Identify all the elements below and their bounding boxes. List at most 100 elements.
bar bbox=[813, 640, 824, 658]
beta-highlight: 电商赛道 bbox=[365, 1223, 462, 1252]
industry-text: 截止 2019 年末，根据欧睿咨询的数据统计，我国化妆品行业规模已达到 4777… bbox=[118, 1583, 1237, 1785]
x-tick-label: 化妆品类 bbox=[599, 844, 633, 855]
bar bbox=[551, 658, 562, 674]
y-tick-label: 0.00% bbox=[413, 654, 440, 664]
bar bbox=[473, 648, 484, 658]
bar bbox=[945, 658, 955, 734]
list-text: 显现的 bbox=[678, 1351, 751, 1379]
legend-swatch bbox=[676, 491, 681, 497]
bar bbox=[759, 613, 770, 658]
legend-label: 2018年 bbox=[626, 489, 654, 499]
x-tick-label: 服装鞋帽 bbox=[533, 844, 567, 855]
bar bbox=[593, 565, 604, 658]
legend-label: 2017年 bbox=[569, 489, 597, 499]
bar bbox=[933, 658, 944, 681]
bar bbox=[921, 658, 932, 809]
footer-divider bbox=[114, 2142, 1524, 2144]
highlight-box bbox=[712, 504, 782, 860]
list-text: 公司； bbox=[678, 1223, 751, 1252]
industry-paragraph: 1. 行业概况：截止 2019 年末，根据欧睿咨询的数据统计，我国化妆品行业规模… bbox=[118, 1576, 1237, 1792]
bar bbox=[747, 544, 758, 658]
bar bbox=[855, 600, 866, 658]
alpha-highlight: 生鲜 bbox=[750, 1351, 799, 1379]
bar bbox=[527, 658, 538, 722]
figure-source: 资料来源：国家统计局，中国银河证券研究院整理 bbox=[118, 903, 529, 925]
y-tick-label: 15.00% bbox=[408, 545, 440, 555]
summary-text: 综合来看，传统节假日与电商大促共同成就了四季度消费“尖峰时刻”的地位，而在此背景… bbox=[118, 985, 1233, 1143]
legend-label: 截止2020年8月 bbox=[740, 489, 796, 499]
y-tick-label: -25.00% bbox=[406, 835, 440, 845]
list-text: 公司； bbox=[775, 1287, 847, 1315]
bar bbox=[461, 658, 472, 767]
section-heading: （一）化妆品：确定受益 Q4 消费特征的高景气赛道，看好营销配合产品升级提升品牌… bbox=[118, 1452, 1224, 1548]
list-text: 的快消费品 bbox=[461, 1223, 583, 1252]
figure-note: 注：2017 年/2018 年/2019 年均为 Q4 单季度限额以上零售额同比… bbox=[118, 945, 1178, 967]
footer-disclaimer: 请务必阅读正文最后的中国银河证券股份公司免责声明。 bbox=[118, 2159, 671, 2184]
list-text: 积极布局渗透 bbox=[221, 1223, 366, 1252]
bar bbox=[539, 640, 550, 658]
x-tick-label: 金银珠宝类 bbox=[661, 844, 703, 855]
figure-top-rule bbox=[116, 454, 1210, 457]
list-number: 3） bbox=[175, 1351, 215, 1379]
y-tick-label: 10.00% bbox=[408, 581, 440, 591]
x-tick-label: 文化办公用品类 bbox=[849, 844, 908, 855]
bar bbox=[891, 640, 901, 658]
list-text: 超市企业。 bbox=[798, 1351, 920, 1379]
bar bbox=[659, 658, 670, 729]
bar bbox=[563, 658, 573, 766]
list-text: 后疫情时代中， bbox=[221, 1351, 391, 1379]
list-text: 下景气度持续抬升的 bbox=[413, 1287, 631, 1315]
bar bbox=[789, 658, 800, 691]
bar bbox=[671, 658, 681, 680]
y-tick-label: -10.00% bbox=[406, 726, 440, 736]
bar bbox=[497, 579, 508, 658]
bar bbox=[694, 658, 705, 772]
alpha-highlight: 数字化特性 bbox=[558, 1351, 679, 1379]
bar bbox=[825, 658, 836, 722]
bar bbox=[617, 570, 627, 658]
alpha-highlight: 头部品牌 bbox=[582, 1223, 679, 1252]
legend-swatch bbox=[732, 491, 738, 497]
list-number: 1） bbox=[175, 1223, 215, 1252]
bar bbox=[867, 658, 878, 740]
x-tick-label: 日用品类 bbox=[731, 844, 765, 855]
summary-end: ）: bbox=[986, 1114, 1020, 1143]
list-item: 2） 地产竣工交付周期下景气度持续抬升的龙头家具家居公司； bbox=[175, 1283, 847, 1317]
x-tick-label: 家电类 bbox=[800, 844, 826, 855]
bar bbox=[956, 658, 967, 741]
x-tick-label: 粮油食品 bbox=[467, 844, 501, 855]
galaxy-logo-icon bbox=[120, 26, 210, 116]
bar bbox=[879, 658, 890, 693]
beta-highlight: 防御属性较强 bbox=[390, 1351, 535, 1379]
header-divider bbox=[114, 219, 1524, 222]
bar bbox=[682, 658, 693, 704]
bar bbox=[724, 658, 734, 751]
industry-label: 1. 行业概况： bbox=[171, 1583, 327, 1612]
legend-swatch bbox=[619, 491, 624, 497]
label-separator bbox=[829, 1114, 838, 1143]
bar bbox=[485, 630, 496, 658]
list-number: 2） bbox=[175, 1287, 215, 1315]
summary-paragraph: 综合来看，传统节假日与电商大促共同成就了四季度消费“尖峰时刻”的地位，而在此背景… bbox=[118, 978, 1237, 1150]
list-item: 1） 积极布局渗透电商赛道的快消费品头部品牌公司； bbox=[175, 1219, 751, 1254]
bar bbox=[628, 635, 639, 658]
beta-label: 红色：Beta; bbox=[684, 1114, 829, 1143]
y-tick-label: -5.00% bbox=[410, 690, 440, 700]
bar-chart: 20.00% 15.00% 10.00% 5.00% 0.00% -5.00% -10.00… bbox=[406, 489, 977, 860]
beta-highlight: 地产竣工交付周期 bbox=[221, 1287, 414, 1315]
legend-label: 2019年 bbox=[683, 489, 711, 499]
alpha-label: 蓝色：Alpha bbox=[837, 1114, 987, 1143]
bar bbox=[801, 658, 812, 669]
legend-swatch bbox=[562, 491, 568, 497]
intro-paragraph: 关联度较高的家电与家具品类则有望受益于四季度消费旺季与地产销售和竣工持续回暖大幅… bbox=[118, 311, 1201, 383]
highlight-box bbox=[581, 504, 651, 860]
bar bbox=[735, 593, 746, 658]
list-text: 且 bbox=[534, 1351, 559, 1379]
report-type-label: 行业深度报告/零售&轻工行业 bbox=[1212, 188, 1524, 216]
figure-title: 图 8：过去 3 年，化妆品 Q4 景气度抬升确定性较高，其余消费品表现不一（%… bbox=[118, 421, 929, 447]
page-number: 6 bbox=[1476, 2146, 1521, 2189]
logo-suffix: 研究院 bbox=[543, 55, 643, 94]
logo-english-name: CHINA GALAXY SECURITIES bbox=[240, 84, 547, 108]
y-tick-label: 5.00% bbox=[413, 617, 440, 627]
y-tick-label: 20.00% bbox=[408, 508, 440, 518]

═══

*Stated goal:* Reproduce verbatim everything from the start of the listing down to the line containing "bar bbox=[855, 600, 866, 658]", including both ends.

*Output of the exercise:*
Identify all the elements below and their bounding boxes. List at most 100 elements.
bar bbox=[813, 640, 824, 658]
beta-highlight: 电商赛道 bbox=[365, 1223, 462, 1252]
industry-text: 截止 2019 年末，根据欧睿咨询的数据统计，我国化妆品行业规模已达到 4777… bbox=[118, 1583, 1237, 1785]
x-tick-label: 化妆品类 bbox=[599, 844, 633, 855]
bar bbox=[551, 658, 562, 674]
y-tick-label: 0.00% bbox=[413, 654, 440, 664]
bar bbox=[473, 648, 484, 658]
bar bbox=[945, 658, 955, 734]
list-text: 显现的 bbox=[678, 1351, 751, 1379]
legend-swatch bbox=[676, 491, 681, 497]
bar bbox=[759, 613, 770, 658]
legend-label: 2018年 bbox=[626, 489, 654, 499]
x-tick-label: 服装鞋帽 bbox=[533, 844, 567, 855]
bar bbox=[593, 565, 604, 658]
legend-label: 2017年 bbox=[569, 489, 597, 499]
bar bbox=[933, 658, 944, 681]
bar bbox=[921, 658, 932, 809]
footer-divider bbox=[114, 2142, 1524, 2144]
highlight-box bbox=[712, 504, 782, 860]
list-text: 公司； bbox=[678, 1223, 751, 1252]
industry-paragraph: 1. 行业概况：截止 2019 年末，根据欧睿咨询的数据统计，我国化妆品行业规模… bbox=[118, 1576, 1237, 1792]
bar bbox=[747, 544, 758, 658]
bar bbox=[855, 600, 866, 658]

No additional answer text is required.